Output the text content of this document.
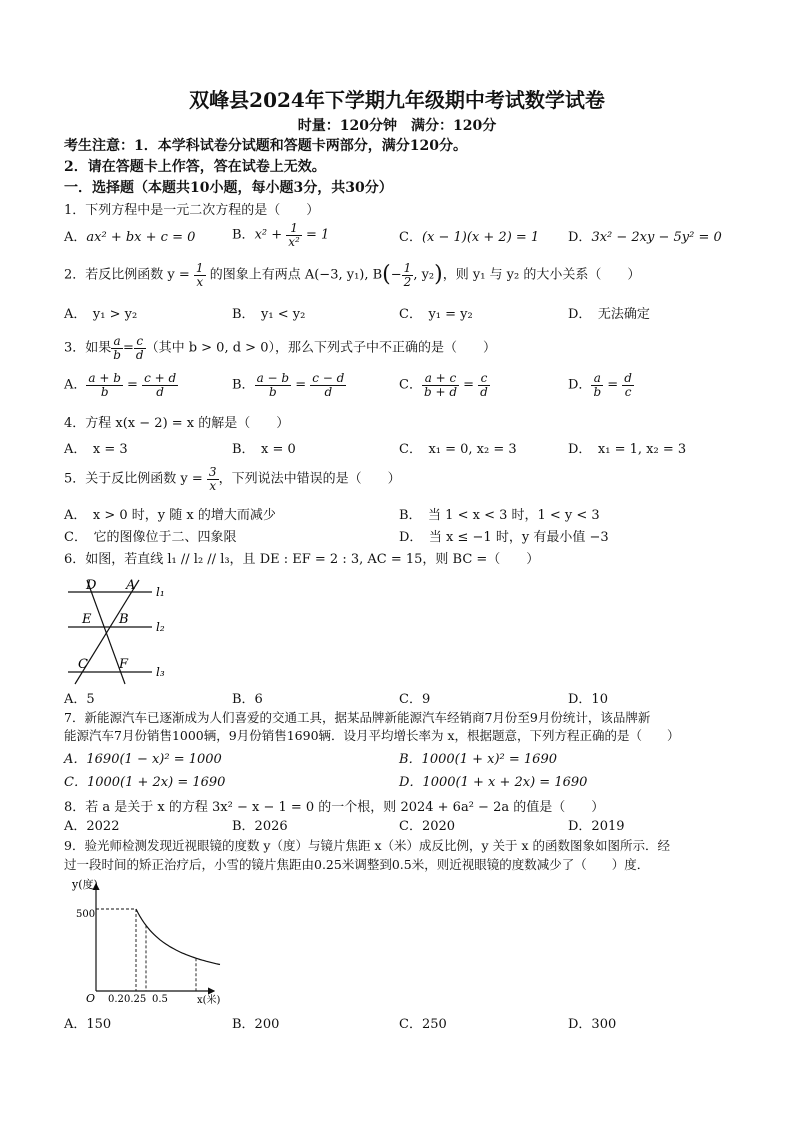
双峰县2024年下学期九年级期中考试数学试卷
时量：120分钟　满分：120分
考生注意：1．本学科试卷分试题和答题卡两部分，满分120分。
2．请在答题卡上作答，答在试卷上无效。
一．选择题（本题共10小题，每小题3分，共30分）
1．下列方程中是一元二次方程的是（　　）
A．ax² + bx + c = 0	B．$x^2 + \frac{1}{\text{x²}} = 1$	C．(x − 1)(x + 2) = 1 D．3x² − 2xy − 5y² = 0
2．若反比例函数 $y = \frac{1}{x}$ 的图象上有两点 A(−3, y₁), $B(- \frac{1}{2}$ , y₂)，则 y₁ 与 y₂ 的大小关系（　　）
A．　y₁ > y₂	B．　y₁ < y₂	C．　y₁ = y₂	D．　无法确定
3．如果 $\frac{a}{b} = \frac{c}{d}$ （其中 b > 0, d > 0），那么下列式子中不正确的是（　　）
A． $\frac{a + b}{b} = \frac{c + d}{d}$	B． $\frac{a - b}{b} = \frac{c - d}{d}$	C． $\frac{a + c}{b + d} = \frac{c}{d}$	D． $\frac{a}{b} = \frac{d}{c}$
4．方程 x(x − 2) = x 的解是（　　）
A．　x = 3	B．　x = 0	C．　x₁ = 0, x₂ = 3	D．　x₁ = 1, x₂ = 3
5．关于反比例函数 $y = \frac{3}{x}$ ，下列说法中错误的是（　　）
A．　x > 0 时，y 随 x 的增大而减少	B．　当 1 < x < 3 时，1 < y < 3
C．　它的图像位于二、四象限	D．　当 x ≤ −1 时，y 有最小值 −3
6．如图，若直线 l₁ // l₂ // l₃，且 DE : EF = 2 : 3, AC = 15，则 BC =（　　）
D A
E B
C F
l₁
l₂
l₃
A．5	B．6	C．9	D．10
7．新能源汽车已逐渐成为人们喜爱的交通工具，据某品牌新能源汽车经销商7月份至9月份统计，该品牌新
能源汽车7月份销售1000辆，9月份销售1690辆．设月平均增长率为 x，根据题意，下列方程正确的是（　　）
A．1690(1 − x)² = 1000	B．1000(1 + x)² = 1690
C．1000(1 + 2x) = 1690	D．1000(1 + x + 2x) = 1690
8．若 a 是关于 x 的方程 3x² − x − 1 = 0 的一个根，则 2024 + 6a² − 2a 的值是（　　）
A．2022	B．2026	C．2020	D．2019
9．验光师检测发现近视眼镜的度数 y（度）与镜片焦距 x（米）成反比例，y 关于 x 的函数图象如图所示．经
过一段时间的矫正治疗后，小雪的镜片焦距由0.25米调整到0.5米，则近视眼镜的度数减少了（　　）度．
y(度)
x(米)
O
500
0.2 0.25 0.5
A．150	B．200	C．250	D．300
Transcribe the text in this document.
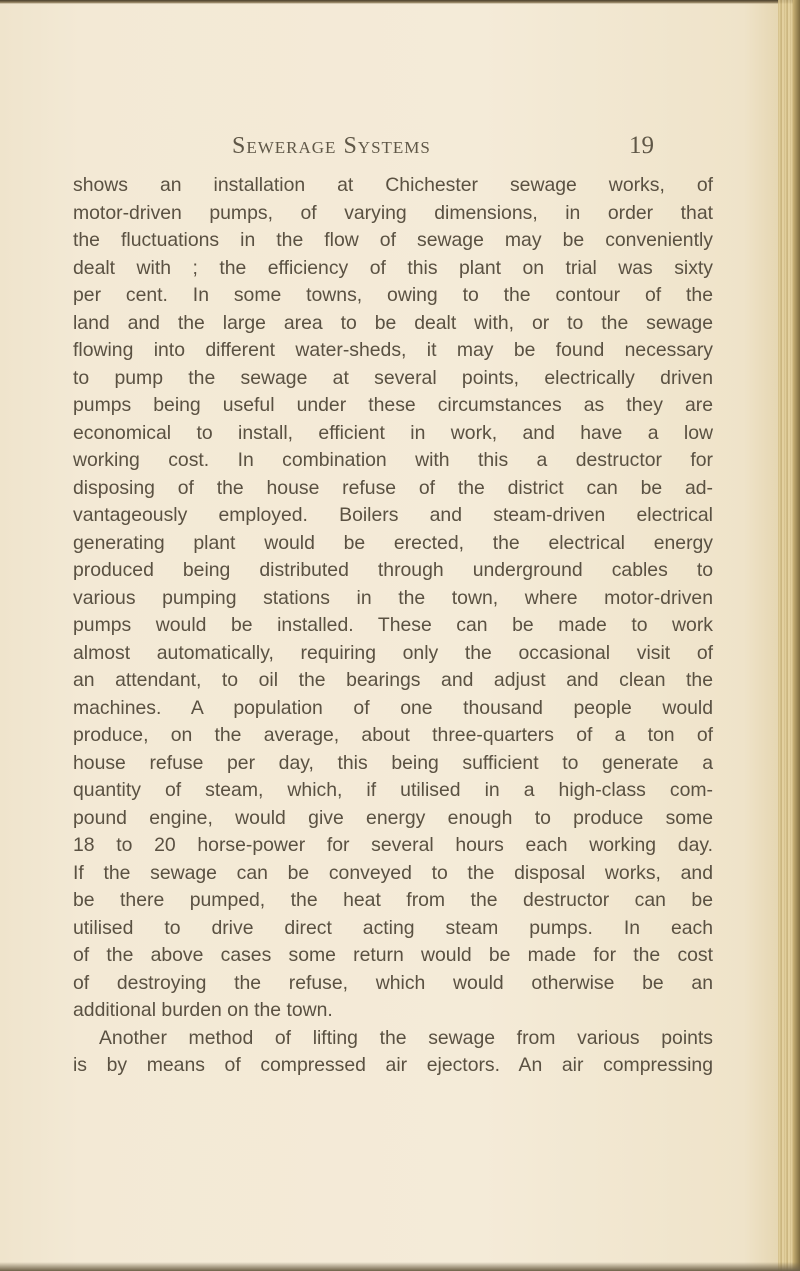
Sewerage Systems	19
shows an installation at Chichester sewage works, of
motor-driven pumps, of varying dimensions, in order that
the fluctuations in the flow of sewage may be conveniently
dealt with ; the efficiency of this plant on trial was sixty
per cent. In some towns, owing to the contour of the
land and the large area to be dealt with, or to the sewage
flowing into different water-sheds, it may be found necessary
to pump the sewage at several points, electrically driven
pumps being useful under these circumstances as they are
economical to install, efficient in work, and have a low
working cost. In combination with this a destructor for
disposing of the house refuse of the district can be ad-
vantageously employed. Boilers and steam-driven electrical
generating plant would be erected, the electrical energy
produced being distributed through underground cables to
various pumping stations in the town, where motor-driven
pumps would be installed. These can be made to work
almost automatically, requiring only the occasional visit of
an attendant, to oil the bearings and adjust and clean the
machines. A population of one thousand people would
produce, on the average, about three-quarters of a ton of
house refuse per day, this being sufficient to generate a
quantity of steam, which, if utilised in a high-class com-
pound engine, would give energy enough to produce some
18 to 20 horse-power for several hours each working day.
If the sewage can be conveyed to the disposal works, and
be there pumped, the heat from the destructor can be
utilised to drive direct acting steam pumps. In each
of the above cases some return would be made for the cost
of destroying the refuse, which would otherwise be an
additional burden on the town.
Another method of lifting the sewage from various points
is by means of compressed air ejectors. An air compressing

● PROBLEM
Above are the records; reproduce them exactly and leave out the pictures.

● WRITTEN RESPONSE
Output the text content of this document.
双峰县2024年下学期九年级期中考试数学试卷
时量：120分钟　满分：120分
考生注意：1．本学科试卷分试题和答题卡两部分，满分120分。
2．请在答题卡上作答，答在试卷上无效。
一．选择题（本题共10小题，每小题3分，共30分）
1．下列方程中是一元二次方程的是（　　）
A．ax² + bx + c = 0	B．$x^2 + \frac{1}{\text{x²}} = 1$	C．(x − 1)(x + 2) = 1 D．3x² − 2xy − 5y² = 0
2．若反比例函数 $y = \frac{1}{x}$ 的图象上有两点 A(−3, y₁), $B(- \frac{1}{2}$ , y₂)，则 y₁ 与 y₂ 的大小关系（　　）
A．　y₁ > y₂	B．　y₁ < y₂	C．　y₁ = y₂	D．　无法确定
3．如果 $\frac{a}{b} = \frac{c}{d}$ （其中 b > 0, d > 0），那么下列式子中不正确的是（　　）
A． $\frac{a + b}{b} = \frac{c + d}{d}$	B． $\frac{a - b}{b} = \frac{c - d}{d}$	C． $\frac{a + c}{b + d} = \frac{c}{d}$	D． $\frac{a}{b} = \frac{d}{c}$
4．方程 x(x − 2) = x 的解是（　　）
A．　x = 3	B．　x = 0	C．　x₁ = 0, x₂ = 3	D．　x₁ = 1, x₂ = 3
5．关于反比例函数 $y = \frac{3}{x}$ ，下列说法中错误的是（　　）
A．　x > 0 时，y 随 x 的增大而减少	B．　当 1 < x < 3 时，1 < y < 3
C．　它的图像位于二、四象限	D．　当 x ≤ −1 时，y 有最小值 −3
6．如图，若直线 l₁ // l₂ // l₃，且 DE : EF = 2 : 3, AC = 15，则 BC =（　　）
D A
E B
C F
l₁
l₂
l₃
A．5	B．6	C．9	D．10
7．新能源汽车已逐渐成为人们喜爱的交通工具，据某品牌新能源汽车经销商7月份至9月份统计，该品牌新
能源汽车7月份销售1000辆，9月份销售1690辆．设月平均增长率为 x，根据题意，下列方程正确的是（　　）
A．1690(1 − x)² = 1000	B．1000(1 + x)² = 1690
C．1000(1 + 2x) = 1690	D．1000(1 + x + 2x) = 1690
8．若 a 是关于 x 的方程 3x² − x − 1 = 0 的一个根，则 2024 + 6a² − 2a 的值是（　　）
A．2022	B．2026	C．2020	D．2019
9．验光师检测发现近视眼镜的度数 y（度）与镜片焦距 x（米）成反比例，y 关于 x 的函数图象如图所示．经
过一段时间的矫正治疗后，小雪的镜片焦距由0.25米调整到0.5米，则近视眼镜的度数减少了（　　）度．
y(度)
x(米)
O
500
0.2 0.25 0.5
A．150	B．200	C．250	D．300
Transcribe the text in this document.
Sewerage Systems	19
shows an installation at Chichester sewage works, of
motor-driven pumps, of varying dimensions, in order that
the fluctuations in the flow of sewage may be conveniently
dealt with ; the efficiency of this plant on trial was sixty
per cent. In some towns, owing to the contour of the
land and the large area to be dealt with, or to the sewage
flowing into different water-sheds, it may be found necessary
to pump the sewage at several points, electrically driven
pumps being useful under these circumstances as they are
economical to install, efficient in work, and have a low
working cost. In combination with this a destructor for
disposing of the house refuse of the district can be ad-
vantageously employed. Boilers and steam-driven electrical
generating plant would be erected, the electrical energy
produced being distributed through underground cables to
various pumping stations in the town, where motor-driven
pumps would be installed. These can be made to work
almost automatically, requiring only the occasional visit of
an attendant, to oil the bearings and adjust and clean the
machines. A population of one thousand people would
produce, on the average, about three-quarters of a ton of
house refuse per day, this being sufficient to generate a
quantity of steam, which, if utilised in a high-class com-
pound engine, would give energy enough to produce some
18 to 20 horse-power for several hours each working day.
If the sewage can be conveyed to the disposal works, and
be there pumped, the heat from the destructor can be
utilised to drive direct acting steam pumps. In each
of the above cases some return would be made for the cost
of destroying the refuse, which would otherwise be an
additional burden on the town.
Another method of lifting the sewage from various points
is by means of compressed air ejectors. An air compressing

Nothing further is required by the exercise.